** start of INFORMATION SHOWN **
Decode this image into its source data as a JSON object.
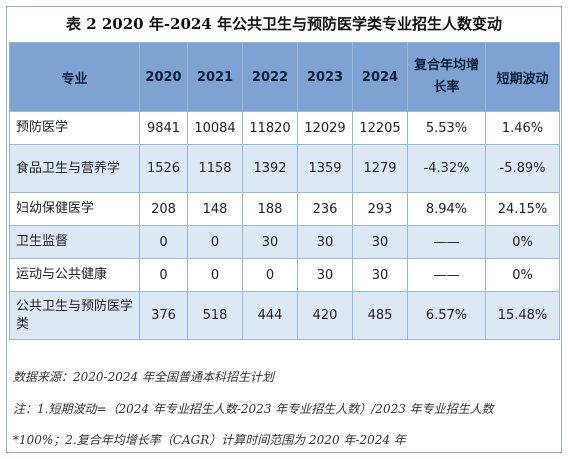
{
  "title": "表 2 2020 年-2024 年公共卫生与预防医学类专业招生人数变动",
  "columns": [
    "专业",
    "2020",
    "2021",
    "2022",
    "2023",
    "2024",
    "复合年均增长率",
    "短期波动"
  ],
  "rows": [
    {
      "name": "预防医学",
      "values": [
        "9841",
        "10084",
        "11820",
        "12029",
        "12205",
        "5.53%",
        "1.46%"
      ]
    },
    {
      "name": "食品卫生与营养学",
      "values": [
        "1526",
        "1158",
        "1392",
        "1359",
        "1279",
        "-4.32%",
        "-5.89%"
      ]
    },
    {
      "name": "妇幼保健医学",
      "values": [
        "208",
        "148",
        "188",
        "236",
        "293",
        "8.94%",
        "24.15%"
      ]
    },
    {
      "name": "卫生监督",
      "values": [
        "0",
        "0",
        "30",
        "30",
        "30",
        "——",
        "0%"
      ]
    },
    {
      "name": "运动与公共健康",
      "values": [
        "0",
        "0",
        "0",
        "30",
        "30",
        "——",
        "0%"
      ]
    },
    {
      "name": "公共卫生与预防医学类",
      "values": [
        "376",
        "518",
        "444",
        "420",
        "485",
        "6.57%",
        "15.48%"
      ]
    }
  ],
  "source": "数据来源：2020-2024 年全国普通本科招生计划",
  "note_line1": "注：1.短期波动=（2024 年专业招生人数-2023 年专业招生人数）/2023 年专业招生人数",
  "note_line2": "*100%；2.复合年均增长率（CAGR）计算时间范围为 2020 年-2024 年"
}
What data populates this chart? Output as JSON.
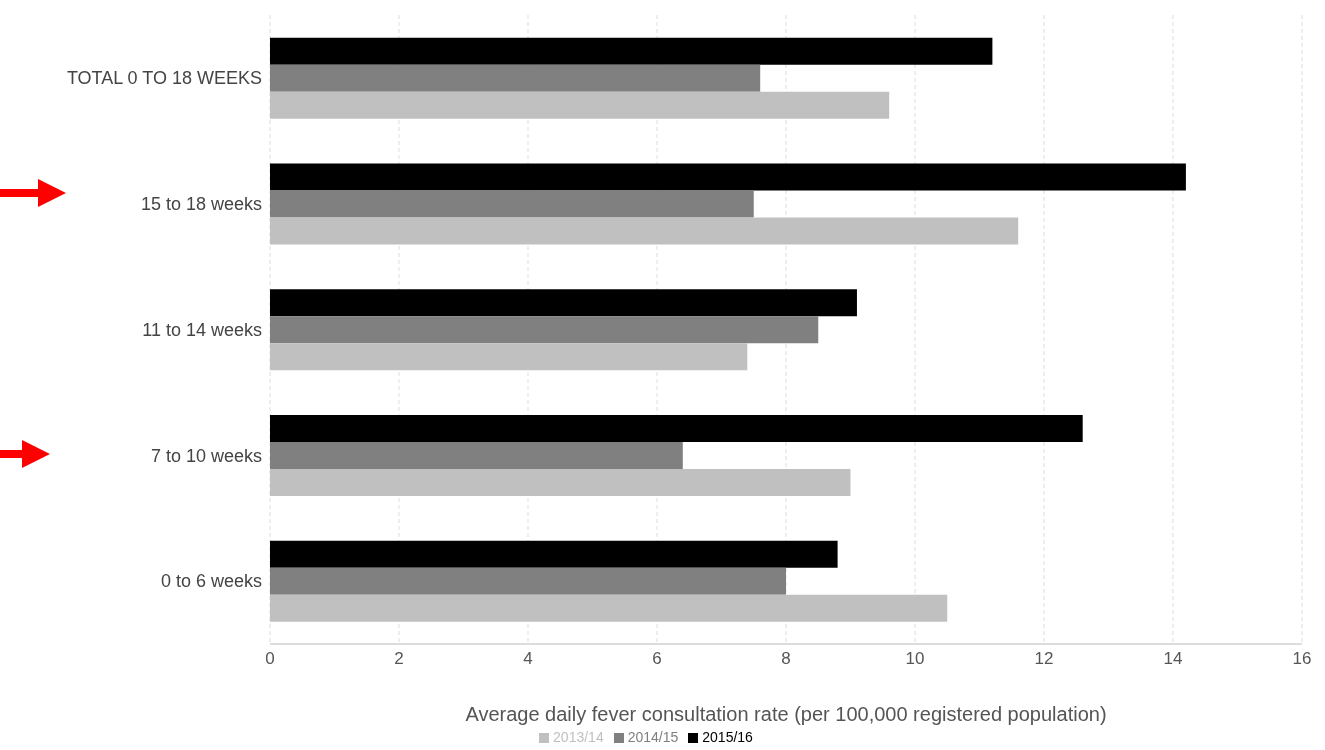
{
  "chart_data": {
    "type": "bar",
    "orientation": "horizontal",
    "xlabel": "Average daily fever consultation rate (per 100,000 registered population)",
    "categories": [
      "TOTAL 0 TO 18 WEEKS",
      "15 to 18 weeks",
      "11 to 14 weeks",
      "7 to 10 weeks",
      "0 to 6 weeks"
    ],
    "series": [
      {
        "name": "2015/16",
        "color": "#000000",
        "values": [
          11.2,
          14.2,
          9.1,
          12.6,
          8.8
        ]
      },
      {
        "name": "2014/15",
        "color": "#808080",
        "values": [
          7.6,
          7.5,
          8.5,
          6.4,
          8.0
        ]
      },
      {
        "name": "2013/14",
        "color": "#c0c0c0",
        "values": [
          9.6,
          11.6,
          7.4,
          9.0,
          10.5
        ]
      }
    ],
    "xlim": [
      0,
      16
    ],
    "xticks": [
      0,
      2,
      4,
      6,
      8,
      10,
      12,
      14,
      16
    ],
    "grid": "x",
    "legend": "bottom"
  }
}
** end of INFORMATION SHOWN **
_YOUR INSTRUCTIONS_
Transcribe all the data word for word; the images stay out.

_RESPONSE TO THE EXERCISE_
Decode this image into its source data as a JSON object.
{
  "title": "表 2 2020 年-2024 年公共卫生与预防医学类专业招生人数变动",
  "columns": [
    "专业",
    "2020",
    "2021",
    "2022",
    "2023",
    "2024",
    "复合年均增长率",
    "短期波动"
  ],
  "rows": [
    {
      "name": "预防医学",
      "values": [
        "9841",
        "10084",
        "11820",
        "12029",
        "12205",
        "5.53%",
        "1.46%"
      ]
    },
    {
      "name": "食品卫生与营养学",
      "values": [
        "1526",
        "1158",
        "1392",
        "1359",
        "1279",
        "-4.32%",
        "-5.89%"
      ]
    },
    {
      "name": "妇幼保健医学",
      "values": [
        "208",
        "148",
        "188",
        "236",
        "293",
        "8.94%",
        "24.15%"
      ]
    },
    {
      "name": "卫生监督",
      "values": [
        "0",
        "0",
        "30",
        "30",
        "30",
        "——",
        "0%"
      ]
    },
    {
      "name": "运动与公共健康",
      "values": [
        "0",
        "0",
        "0",
        "30",
        "30",
        "——",
        "0%"
      ]
    },
    {
      "name": "公共卫生与预防医学类",
      "values": [
        "376",
        "518",
        "444",
        "420",
        "485",
        "6.57%",
        "15.48%"
      ]
    }
  ],
  "source": "数据来源：2020-2024 年全国普通本科招生计划",
  "note_line1": "注：1.短期波动=（2024 年专业招生人数-2023 年专业招生人数）/2023 年专业招生人数",
  "note_line2": "*100%；2.复合年均增长率（CAGR）计算时间范围为 2020 年-2024 年"
}
What data populates this chart? Output as JSON.
{
  "chart_data": {
    "type": "bar",
    "orientation": "horizontal",
    "xlabel": "Average daily fever consultation rate (per 100,000 registered population)",
    "categories": [
      "TOTAL 0 TO 18 WEEKS",
      "15 to 18 weeks",
      "11 to 14 weeks",
      "7 to 10 weeks",
      "0 to 6 weeks"
    ],
    "series": [
      {
        "name": "2015/16",
        "color": "#000000",
        "values": [
          11.2,
          14.2,
          9.1,
          12.6,
          8.8
        ]
      },
      {
        "name": "2014/15",
        "color": "#808080",
        "values": [
          7.6,
          7.5,
          8.5,
          6.4,
          8.0
        ]
      },
      {
        "name": "2013/14",
        "color": "#c0c0c0",
        "values": [
          9.6,
          11.6,
          7.4,
          9.0,
          10.5
        ]
      }
    ],
    "xlim": [
      0,
      16
    ],
    "xticks": [
      0,
      2,
      4,
      6,
      8,
      10,
      12,
      14,
      16
    ],
    "grid": "x",
    "legend": "bottom"
  }
}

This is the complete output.